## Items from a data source
* * *
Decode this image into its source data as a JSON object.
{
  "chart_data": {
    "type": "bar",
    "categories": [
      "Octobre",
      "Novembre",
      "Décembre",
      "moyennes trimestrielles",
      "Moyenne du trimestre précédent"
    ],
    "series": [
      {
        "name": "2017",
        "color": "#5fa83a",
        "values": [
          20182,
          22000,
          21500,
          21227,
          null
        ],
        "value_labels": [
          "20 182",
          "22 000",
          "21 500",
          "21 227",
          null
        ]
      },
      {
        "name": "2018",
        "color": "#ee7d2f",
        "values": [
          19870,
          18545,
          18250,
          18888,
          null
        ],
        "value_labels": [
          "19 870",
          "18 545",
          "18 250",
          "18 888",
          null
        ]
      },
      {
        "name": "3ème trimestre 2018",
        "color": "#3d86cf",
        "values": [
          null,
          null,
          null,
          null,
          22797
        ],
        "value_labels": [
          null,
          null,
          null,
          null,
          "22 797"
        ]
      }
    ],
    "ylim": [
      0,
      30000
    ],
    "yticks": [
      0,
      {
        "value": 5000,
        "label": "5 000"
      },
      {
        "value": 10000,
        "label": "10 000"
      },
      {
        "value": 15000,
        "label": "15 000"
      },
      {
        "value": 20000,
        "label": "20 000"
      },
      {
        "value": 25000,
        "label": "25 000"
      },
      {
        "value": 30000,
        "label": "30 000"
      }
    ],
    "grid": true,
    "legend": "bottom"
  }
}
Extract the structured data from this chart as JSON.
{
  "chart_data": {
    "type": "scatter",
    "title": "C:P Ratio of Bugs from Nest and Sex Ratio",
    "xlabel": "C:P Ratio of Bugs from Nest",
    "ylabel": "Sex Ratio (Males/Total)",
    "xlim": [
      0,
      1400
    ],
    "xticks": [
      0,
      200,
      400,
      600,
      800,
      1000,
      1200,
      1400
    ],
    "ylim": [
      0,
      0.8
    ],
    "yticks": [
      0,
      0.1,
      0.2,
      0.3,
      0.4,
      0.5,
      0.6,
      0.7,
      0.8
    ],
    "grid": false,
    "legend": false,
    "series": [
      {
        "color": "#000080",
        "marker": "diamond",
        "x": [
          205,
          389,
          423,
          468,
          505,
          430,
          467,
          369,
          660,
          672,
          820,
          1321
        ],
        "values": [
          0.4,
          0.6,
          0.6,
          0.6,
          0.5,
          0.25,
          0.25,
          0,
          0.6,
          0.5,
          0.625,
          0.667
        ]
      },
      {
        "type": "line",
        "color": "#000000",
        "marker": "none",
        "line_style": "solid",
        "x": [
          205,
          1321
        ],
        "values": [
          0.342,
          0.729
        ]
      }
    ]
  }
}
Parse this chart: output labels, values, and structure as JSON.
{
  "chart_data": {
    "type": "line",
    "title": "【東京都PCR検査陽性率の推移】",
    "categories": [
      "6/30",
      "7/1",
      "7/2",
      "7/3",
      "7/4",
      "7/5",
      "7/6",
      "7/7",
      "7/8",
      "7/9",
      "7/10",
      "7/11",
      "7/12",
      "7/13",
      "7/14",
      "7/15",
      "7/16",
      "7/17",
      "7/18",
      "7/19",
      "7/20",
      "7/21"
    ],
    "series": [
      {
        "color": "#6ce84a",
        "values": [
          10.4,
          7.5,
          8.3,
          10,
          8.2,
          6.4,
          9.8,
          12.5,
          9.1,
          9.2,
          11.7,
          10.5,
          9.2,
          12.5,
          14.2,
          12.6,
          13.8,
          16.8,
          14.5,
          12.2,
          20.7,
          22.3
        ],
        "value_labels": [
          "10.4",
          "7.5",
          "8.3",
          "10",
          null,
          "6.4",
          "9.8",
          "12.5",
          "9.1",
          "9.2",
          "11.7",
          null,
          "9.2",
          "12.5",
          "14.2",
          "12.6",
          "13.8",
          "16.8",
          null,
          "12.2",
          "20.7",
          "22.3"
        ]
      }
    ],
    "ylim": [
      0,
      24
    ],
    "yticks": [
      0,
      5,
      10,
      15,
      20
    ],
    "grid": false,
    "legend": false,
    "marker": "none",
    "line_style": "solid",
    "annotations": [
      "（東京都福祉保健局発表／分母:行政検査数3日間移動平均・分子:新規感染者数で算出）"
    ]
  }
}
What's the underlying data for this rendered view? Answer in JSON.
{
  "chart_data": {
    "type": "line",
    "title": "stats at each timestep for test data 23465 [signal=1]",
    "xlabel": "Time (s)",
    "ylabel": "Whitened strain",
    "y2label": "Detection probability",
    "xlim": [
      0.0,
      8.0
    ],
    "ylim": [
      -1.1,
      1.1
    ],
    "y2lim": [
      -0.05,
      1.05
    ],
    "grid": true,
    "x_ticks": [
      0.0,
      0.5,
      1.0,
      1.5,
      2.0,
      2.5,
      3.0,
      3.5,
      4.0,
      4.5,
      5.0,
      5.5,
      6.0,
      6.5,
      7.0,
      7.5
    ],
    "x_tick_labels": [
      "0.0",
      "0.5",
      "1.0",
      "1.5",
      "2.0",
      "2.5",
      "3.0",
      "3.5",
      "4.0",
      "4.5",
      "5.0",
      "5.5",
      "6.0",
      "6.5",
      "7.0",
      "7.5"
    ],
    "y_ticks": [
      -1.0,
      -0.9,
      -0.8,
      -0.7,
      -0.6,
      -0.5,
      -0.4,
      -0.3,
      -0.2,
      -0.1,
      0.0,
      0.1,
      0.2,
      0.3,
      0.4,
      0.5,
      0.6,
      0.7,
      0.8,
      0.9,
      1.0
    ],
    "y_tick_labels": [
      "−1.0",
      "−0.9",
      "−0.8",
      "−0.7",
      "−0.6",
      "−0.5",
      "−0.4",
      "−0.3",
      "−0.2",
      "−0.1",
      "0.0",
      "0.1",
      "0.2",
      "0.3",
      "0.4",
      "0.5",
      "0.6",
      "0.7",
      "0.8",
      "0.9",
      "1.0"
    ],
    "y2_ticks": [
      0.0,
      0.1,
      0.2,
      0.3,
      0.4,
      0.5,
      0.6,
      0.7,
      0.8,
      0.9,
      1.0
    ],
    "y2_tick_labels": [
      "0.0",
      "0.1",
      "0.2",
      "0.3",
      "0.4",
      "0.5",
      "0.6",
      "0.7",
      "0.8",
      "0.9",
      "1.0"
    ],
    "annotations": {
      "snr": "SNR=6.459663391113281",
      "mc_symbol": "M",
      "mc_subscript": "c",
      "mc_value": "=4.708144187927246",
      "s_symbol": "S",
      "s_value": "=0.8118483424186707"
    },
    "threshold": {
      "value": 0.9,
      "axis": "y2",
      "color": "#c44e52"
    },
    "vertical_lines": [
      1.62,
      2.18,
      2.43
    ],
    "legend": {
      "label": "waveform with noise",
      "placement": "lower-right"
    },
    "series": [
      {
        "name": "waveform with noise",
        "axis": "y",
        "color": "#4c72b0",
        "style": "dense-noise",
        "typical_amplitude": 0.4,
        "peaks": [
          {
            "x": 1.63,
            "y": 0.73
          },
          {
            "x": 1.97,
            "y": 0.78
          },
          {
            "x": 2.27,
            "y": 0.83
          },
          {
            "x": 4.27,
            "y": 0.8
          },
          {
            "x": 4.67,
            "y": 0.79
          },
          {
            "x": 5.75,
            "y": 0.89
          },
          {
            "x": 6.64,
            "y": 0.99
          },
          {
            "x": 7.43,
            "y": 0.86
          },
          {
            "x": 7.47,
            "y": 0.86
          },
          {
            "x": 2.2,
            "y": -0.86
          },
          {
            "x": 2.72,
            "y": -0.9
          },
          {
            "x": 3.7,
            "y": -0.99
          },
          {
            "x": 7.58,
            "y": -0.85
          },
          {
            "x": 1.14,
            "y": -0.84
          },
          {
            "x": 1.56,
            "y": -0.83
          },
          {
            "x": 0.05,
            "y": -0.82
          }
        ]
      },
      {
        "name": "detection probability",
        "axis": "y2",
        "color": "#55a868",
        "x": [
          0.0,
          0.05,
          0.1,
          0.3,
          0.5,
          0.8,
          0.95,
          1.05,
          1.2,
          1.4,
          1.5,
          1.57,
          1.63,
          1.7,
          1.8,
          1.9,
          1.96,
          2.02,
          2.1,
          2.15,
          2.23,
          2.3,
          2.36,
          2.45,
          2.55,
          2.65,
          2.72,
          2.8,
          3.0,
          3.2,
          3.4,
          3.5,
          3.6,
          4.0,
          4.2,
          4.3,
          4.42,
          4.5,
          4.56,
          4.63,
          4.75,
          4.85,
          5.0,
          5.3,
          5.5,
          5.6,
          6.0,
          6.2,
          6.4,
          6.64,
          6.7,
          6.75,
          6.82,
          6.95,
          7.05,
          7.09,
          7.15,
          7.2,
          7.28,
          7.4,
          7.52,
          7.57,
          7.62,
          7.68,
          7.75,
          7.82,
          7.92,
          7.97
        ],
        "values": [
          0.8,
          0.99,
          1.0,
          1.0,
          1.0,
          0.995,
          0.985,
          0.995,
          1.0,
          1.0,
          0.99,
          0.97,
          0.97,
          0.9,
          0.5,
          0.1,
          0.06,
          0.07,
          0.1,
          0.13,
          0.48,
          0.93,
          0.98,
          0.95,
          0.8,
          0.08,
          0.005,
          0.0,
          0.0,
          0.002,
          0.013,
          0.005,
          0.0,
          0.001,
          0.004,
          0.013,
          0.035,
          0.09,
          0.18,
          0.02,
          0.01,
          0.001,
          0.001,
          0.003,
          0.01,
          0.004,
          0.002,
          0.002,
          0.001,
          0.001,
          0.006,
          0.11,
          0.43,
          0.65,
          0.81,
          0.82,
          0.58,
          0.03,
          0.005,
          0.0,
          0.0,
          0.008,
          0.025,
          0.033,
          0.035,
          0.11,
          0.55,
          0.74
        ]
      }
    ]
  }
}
* * *
For this exercise, gather every line of the data that contains the word "ylabel".

## Response for this exercise
    "ylabel": "Sex Ratio (Males/Total)",
    "ylabel": "Whitened strain",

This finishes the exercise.